STATED GOAL -
In the listing below, find each line that contains the word "receives" and copy those lines, matching case exactly.

Items from a dataset
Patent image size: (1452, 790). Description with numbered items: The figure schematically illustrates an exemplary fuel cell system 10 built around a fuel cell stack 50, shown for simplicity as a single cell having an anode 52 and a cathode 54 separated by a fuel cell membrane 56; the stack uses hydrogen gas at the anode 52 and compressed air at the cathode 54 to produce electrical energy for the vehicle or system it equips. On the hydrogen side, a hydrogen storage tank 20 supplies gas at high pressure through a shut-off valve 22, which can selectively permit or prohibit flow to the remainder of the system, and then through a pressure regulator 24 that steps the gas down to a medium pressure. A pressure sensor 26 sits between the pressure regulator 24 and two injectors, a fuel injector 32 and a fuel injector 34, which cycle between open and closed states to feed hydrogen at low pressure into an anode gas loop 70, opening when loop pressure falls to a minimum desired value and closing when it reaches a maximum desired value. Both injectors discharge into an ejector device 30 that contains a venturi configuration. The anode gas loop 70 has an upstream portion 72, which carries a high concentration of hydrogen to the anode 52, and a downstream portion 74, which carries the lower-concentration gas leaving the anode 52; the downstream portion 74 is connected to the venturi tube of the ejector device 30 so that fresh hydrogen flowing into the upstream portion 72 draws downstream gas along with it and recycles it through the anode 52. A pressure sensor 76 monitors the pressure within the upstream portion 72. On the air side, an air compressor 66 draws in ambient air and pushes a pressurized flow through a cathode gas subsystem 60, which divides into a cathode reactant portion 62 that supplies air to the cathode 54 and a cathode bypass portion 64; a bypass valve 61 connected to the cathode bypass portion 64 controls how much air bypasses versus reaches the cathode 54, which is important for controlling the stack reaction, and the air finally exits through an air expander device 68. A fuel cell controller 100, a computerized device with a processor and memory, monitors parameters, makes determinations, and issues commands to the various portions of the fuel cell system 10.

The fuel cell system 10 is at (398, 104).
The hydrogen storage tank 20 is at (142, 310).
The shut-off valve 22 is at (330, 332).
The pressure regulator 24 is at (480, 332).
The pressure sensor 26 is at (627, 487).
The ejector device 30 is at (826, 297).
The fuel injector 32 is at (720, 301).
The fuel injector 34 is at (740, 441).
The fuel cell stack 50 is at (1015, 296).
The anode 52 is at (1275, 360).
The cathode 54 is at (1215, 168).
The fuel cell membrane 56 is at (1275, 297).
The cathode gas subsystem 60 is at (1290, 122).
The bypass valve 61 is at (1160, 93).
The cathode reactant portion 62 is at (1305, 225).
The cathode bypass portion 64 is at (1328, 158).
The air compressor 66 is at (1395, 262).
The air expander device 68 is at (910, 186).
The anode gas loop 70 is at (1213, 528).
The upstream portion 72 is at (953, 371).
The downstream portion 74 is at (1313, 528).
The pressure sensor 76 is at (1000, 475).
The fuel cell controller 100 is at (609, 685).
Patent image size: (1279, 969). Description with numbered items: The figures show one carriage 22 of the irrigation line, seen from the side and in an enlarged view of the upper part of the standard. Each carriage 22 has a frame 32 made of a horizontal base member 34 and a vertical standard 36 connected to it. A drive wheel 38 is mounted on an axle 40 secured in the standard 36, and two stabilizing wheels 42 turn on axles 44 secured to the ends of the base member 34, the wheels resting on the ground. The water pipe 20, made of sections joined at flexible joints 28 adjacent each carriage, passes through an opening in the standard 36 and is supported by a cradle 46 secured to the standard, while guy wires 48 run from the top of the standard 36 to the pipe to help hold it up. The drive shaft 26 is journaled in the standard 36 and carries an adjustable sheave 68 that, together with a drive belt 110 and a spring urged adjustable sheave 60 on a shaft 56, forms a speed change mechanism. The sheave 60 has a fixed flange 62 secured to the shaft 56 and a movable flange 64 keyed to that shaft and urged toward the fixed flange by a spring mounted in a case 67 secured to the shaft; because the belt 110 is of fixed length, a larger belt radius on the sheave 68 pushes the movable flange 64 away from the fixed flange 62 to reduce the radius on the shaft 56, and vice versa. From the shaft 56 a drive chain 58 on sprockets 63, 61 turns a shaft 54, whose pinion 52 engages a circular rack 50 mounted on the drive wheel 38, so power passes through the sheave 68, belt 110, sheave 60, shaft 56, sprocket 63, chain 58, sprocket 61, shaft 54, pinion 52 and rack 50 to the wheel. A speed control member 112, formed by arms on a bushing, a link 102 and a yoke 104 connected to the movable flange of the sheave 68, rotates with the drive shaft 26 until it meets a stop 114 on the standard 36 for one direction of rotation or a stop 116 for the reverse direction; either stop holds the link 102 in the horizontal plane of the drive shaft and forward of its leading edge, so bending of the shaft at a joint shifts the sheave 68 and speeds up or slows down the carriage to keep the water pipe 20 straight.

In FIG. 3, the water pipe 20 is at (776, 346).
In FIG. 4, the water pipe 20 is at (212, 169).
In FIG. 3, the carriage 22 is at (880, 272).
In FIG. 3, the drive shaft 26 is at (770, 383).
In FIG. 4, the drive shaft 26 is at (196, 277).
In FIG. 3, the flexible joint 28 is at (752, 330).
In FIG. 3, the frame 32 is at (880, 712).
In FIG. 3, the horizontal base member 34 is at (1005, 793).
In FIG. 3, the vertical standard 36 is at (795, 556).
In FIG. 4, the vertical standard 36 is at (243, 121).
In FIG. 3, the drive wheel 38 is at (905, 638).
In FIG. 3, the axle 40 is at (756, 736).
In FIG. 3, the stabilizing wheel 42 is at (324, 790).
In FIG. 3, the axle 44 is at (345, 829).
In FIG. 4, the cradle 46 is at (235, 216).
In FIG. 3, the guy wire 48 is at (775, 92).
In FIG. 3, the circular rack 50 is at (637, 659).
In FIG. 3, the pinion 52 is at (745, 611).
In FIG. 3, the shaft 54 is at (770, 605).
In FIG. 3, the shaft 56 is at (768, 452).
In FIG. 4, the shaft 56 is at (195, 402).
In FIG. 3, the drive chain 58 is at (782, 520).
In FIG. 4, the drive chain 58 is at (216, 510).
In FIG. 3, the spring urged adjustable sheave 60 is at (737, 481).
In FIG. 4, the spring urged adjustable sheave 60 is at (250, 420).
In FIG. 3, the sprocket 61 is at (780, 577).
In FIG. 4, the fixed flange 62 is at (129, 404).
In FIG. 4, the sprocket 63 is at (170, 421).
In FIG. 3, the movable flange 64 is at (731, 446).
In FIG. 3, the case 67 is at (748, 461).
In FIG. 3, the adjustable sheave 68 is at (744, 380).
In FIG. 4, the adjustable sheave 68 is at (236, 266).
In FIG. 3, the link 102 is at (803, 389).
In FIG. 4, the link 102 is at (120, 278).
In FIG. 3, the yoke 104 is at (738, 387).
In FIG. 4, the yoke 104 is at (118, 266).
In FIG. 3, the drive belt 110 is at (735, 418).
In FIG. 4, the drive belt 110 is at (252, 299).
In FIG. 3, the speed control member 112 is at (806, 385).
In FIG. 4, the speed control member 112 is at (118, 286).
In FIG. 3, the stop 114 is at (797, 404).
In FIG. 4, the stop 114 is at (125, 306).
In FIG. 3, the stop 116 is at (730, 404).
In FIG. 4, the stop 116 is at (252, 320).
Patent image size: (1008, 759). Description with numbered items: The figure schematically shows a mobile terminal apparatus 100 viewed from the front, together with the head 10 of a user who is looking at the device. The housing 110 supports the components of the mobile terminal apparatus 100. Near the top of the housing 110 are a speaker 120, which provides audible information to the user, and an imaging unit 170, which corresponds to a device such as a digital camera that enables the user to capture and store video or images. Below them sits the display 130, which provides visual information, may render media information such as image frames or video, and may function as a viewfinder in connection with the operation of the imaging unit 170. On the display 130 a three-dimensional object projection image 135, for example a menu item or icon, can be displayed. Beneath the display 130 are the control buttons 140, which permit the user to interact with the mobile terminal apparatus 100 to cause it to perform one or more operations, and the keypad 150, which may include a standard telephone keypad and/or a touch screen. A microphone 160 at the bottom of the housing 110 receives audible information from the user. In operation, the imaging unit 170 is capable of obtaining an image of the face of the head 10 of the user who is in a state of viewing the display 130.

OUTPUT OF THE TASK -
Patent image size: (1008, 759). Description with numbered items: The figure schematically shows a mobile terminal apparatus 100 viewed from the front, together with the head 10 of a user who is looking at the device. The housing 110 supports the components of the mobile terminal apparatus 100. Near the top of the housing 110 are a speaker 120, which provides audible information to the user, and an imaging unit 170, which corresponds to a device such as a digital camera that enables the user to capture and store video or images. Below them sits the display 130, which provides visual information, may render media information such as image frames or video, and may function as a viewfinder in connection with the operation of the imaging unit 170. On the display 130 a three-dimensional object projection image 135, for example a menu item or icon, can be displayed. Beneath the display 130 are the control buttons 140, which permit the user to interact with the mobile terminal apparatus 100 to cause it to perform one or more operations, and the keypad 150, which may include a standard telephone keypad and/or a touch screen. A microphone 160 at the bottom of the housing 110 receives audible information from the user. In operation, the imaging unit 170 is capable of obtaining an image of the face of the head 10 of the user who is in a state of viewing the display 130.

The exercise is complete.